-- SUPPLIED PASSAGE --
━━━━━━━━━━━━━━━━

In the top bar they have drawn a beautiful comb, they are taking care of the brood and looks to me like there is laying going on in the new comb. 
I didn't see the Queen in the top bar this evening, but I'm going to assume she is there doing the Queen thing.
estimating about 1500 bees or less.

hoping I didn't split them to early and hurt their chance for surviving the winter.
I'm not in for honey this year, will let both colonies have what they store this year.

I'm moving the nuc colony to a lang once it's a bit stronger. have food in the nuc.

seems all is well with both splits, everyone is going in and out bringing pollen into both hives.


----------



## DavidZ (Apr 9, 2016)

another note, I've removed the panel on the wall in the barn where the nuc bees swarmed from, and I now have a observation hive.
I sealed it with a glass window, with a blind I can open and close to watch them.
The old comb was huge, it goes from the floor up to the roof 16" x 3" space.

━━━━━━━━━━━━━━━━

-- RECORD SET --
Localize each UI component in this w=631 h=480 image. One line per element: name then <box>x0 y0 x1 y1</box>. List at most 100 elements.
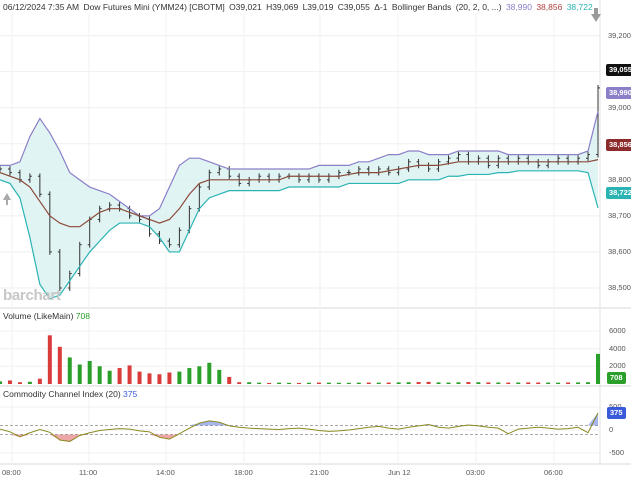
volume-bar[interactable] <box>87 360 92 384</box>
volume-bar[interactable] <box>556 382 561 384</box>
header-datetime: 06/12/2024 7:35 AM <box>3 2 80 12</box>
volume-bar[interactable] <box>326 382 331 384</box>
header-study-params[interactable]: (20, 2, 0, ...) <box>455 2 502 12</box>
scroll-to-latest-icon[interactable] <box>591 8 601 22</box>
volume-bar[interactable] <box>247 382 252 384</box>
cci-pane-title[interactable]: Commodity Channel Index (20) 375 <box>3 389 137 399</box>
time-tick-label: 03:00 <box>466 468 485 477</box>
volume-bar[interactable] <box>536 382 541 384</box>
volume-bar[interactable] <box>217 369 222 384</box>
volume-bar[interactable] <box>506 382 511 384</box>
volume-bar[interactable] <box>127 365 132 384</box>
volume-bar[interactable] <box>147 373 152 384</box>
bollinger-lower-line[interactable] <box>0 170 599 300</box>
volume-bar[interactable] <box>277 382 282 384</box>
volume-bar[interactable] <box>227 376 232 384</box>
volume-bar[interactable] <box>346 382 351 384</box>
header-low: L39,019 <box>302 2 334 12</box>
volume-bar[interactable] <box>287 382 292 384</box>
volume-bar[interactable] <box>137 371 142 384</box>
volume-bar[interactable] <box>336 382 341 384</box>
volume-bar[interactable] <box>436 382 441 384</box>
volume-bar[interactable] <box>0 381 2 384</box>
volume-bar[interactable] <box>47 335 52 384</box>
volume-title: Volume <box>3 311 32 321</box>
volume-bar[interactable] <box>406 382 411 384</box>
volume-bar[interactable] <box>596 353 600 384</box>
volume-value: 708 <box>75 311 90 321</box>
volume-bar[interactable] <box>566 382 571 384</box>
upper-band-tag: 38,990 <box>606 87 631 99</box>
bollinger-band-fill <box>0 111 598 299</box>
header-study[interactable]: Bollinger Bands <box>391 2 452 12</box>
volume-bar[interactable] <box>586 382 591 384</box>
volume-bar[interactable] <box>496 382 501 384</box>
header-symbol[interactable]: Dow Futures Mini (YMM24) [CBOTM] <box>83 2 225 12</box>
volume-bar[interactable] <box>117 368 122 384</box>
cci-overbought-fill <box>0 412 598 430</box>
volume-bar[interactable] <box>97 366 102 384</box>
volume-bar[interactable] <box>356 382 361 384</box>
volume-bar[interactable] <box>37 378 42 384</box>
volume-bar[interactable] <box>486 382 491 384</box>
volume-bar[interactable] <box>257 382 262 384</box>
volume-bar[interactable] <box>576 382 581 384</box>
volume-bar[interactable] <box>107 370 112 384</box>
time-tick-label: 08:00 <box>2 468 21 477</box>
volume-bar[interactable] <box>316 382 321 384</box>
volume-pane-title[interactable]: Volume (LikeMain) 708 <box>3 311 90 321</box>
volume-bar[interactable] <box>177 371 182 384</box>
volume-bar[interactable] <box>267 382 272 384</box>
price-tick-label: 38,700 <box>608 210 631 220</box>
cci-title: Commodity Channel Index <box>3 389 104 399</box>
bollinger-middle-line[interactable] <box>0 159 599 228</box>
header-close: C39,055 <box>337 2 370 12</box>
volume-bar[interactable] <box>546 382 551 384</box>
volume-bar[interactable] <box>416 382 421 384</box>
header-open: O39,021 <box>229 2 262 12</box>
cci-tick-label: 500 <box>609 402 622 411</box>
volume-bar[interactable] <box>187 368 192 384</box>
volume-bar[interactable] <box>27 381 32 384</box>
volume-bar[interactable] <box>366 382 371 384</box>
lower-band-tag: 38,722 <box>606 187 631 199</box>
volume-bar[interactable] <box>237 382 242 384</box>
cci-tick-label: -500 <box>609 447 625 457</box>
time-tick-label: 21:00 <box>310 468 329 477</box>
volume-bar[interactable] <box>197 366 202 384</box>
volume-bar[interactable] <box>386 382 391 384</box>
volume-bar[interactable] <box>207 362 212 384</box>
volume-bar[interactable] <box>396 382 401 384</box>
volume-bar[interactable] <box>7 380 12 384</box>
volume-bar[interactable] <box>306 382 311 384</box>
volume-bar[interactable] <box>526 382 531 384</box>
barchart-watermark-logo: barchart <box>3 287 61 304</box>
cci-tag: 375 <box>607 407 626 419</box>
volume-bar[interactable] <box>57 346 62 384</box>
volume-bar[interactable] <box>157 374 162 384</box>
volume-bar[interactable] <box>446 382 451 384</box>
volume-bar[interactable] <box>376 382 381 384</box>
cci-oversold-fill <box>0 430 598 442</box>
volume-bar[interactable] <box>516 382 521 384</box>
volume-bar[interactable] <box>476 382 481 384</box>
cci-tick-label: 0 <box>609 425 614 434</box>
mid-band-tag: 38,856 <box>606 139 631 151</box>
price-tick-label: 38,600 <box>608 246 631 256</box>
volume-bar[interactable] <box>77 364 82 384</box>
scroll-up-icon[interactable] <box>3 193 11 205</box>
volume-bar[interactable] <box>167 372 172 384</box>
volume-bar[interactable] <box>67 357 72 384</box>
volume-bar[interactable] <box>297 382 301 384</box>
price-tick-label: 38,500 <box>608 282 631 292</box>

━━━━━━━━━━━━━━━━

-- PROBLEM DESCRIPTION --
In the beekeeping post, why did the writer fit the glass window over the opened barn wall with a blind that opens and closes? Answer in one to three sentences. The records aren't needed for this work.

-- RESPONSE --
The blind can be opened and closed so the writer can watch the bees. After the panel was removed from the barn wall where the nuc bees had swarmed from, sealing the space with a glass window turned it into an observation hive.